> Written problem
Set down each line of the data below exactly as it stands, dropping the pictures.

> Data provided

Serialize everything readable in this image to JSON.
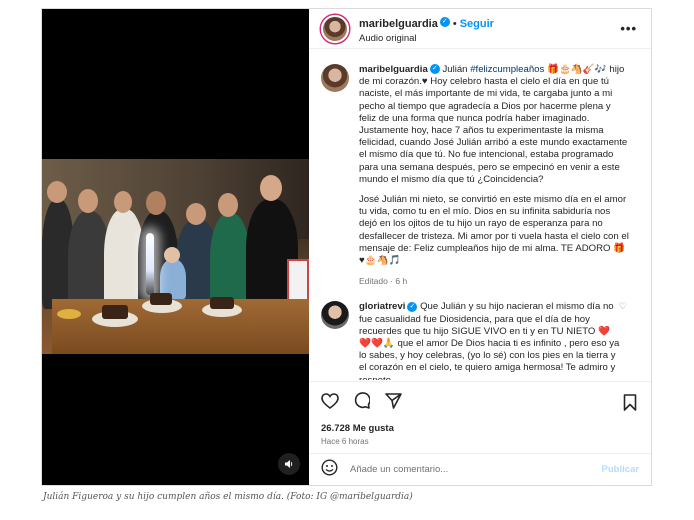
{
  "post": {
    "username": "maribelguardia",
    "follow_label": "Seguir",
    "separator": "•",
    "audio": "Audio original",
    "more": "•••",
    "icons": {
      "verified": "check",
      "sound": "speaker-icon",
      "like": "heart-icon",
      "comment": "bubble-icon",
      "share": "paper-plane-icon",
      "save": "bookmark-icon",
      "emoji": "smiley-icon"
    }
  },
  "caption_comment": {
    "username": "maribelguardia",
    "line1_after_user": "Julián ",
    "hashtag": "#felizcumpleaños",
    "line1_emojis": " 🎁🎂🐴🎸🎶 hijo",
    "p1_rest": "de mi corazón.♥ Hoy celebro hasta el cielo el día en que tú naciste, el más importante de mi vida, te cargaba junto a mi pecho al tiempo que agradecía a Dios por hacerme plena y feliz de una forma que nunca podría haber imaginado.",
    "p1b": "Justamente hoy, hace 7 años tu experimentaste la misma felicidad, cuando José Julián arribó a este mundo exactamente el mismo día que tú. No fue intencional, estaba programado para una semana después, pero se empecinó en venir a este mundo el mismo día que tú ¿Coincidencia?",
    "p2": "José Julián mi nieto, se convirtió en este mismo día en el amor tu vida, como tu en el mío. Dios en su infinita sabiduría nos dejó en los ojitos de tu hijo un rayo de esperanza para no desfallecer de tristeza. Mi amor por ti vuela hasta el cielo con el mensaje de: Feliz cumpleaños hijo de mi alma. TE ADORO 🎁♥🎂🐴🎵",
    "meta": "Editado · 6 h"
  },
  "reply_comment": {
    "username": "gloriatrevi",
    "text": "Que Julián y su hijo nacieran el mismo día no fue casualidad fue Diosidencia, para que el día de hoy recuerdes que tu hijo SIGUE VIVO en ti y en TU NIETO ❤️❤️❤️🙏 que el amor De Dios hacia ti es infinito , pero eso ya lo sabes, y hoy celebras, (yo lo sé) con los pies en la tierra y el corazón en el cielo, te quiero amiga hermosa! Te admiro y respeto",
    "like_icon": "small-heart-icon"
  },
  "stats": {
    "likes": "26.728 Me gusta",
    "time": "Hace 6 horas"
  },
  "composer": {
    "placeholder": "Añade un comentario...",
    "publish": "Publicar"
  },
  "photo_caption": "Julián Figueroa y su hijo cumplen años el mismo día. (Foto: IG @maribelguardia)"
}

> Task solution
Serialize everything readable in this image to JSON.
{
  "post": {
    "username": "maribelguardia",
    "follow_label": "Seguir",
    "separator": "•",
    "audio": "Audio original",
    "more": "•••",
    "icons": {
      "verified": "check",
      "sound": "speaker-icon",
      "like": "heart-icon",
      "comment": "bubble-icon",
      "share": "paper-plane-icon",
      "save": "bookmark-icon",
      "emoji": "smiley-icon"
    }
  },
  "caption_comment": {
    "username": "maribelguardia",
    "line1_after_user": "Julián ",
    "hashtag": "#felizcumpleaños",
    "line1_emojis": " 🎁🎂🐴🎸🎶 hijo",
    "p1_rest": "de mi corazón.♥ Hoy celebro hasta el cielo el día en que tú naciste, el más importante de mi vida, te cargaba junto a mi pecho al tiempo que agradecía a Dios por hacerme plena y feliz de una forma que nunca podría haber imaginado.",
    "p1b": "Justamente hoy, hace 7 años tu experimentaste la misma felicidad, cuando José Julián arribó a este mundo exactamente el mismo día que tú. No fue intencional, estaba programado para una semana después, pero se empecinó en venir a este mundo el mismo día que tú ¿Coincidencia?",
    "p2": "José Julián mi nieto, se convirtió en este mismo día en el amor tu vida, como tu en el mío. Dios en su infinita sabiduría nos dejó en los ojitos de tu hijo un rayo de esperanza para no desfallecer de tristeza. Mi amor por ti vuela hasta el cielo con el mensaje de: Feliz cumpleaños hijo de mi alma. TE ADORO 🎁♥🎂🐴🎵",
    "meta": "Editado · 6 h"
  },
  "reply_comment": {
    "username": "gloriatrevi",
    "text": "Que Julián y su hijo nacieran el mismo día no fue casualidad fue Diosidencia, para que el día de hoy recuerdes que tu hijo SIGUE VIVO en ti y en TU NIETO ❤️❤️❤️🙏 que el amor De Dios hacia ti es infinito , pero eso ya lo sabes, y hoy celebras, (yo lo sé) con los pies en la tierra y el corazón en el cielo, te quiero amiga hermosa! Te admiro y respeto",
    "like_icon": "small-heart-icon"
  },
  "stats": {
    "likes": "26.728 Me gusta",
    "time": "Hace 6 horas"
  },
  "composer": {
    "placeholder": "Añade un comentario...",
    "publish": "Publicar"
  },
  "photo_caption": "Julián Figueroa y su hijo cumplen años el mismo día. (Foto: IG @maribelguardia)"
}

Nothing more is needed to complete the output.